— begin SUPPLIED RECORDS —

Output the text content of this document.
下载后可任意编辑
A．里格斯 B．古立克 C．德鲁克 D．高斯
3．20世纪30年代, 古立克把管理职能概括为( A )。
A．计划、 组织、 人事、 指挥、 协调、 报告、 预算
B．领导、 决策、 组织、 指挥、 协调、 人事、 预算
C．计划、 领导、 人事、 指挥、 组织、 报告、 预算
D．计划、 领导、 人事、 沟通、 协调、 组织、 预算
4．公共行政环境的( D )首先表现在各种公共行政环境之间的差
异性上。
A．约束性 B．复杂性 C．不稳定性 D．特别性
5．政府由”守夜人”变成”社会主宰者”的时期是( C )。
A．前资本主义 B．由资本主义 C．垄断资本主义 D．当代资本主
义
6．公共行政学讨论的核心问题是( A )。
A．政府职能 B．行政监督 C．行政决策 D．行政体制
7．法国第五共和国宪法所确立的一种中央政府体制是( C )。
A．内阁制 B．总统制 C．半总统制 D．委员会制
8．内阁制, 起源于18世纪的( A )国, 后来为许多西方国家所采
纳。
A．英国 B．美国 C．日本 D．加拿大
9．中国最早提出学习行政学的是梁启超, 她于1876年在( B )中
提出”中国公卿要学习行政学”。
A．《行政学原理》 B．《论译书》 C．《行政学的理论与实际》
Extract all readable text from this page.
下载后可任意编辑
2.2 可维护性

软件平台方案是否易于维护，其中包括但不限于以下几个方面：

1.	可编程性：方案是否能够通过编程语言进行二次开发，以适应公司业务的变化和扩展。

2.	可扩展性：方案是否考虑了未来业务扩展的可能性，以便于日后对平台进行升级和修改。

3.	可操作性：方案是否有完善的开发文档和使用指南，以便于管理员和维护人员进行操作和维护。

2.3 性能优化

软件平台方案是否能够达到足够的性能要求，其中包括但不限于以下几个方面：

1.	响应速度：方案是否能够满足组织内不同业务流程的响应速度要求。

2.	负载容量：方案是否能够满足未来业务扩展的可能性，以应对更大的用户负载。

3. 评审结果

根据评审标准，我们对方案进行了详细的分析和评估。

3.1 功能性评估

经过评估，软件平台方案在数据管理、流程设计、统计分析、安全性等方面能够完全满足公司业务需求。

— end SUPPLIED RECORDS —

*TASK*: Print again each line of the listing above, exactly as it appears.

*COMPLETED EXERCISE*:
Output the text content of this document.
下载后可任意编辑
A．里格斯 B．古立克 C．德鲁克 D．高斯
3．20世纪30年代, 古立克把管理职能概括为( A )。
A．计划、 组织、 人事、 指挥、 协调、 报告、 预算
B．领导、 决策、 组织、 指挥、 协调、 人事、 预算
C．计划、 领导、 人事、 指挥、 组织、 报告、 预算
D．计划、 领导、 人事、 沟通、 协调、 组织、 预算
4．公共行政环境的( D )首先表现在各种公共行政环境之间的差
异性上。
A．约束性 B．复杂性 C．不稳定性 D．特别性
5．政府由”守夜人”变成”社会主宰者”的时期是( C )。
A．前资本主义 B．由资本主义 C．垄断资本主义 D．当代资本主
义
6．公共行政学讨论的核心问题是( A )。
A．政府职能 B．行政监督 C．行政决策 D．行政体制
7．法国第五共和国宪法所确立的一种中央政府体制是( C )。
A．内阁制 B．总统制 C．半总统制 D．委员会制
8．内阁制, 起源于18世纪的( A )国, 后来为许多西方国家所采
纳。
A．英国 B．美国 C．日本 D．加拿大
9．中国最早提出学习行政学的是梁启超, 她于1876年在( B )中
提出”中国公卿要学习行政学”。
A．《行政学原理》 B．《论译书》 C．《行政学的理论与实际》
Extract all readable text from this page.
下载后可任意编辑
2.2 可维护性

软件平台方案是否易于维护，其中包括但不限于以下几个方面：

1.	可编程性：方案是否能够通过编程语言进行二次开发，以适应公司业务的变化和扩展。

2.	可扩展性：方案是否考虑了未来业务扩展的可能性，以便于日后对平台进行升级和修改。

3.	可操作性：方案是否有完善的开发文档和使用指南，以便于管理员和维护人员进行操作和维护。

2.3 性能优化

软件平台方案是否能够达到足够的性能要求，其中包括但不限于以下几个方面：

1.	响应速度：方案是否能够满足组织内不同业务流程的响应速度要求。

2.	负载容量：方案是否能够满足未来业务扩展的可能性，以应对更大的用户负载。

3. 评审结果

根据评审标准，我们对方案进行了详细的分析和评估。

3.1 功能性评估

经过评估，软件平台方案在数据管理、流程设计、统计分析、安全性等方面能够完全满足公司业务需求。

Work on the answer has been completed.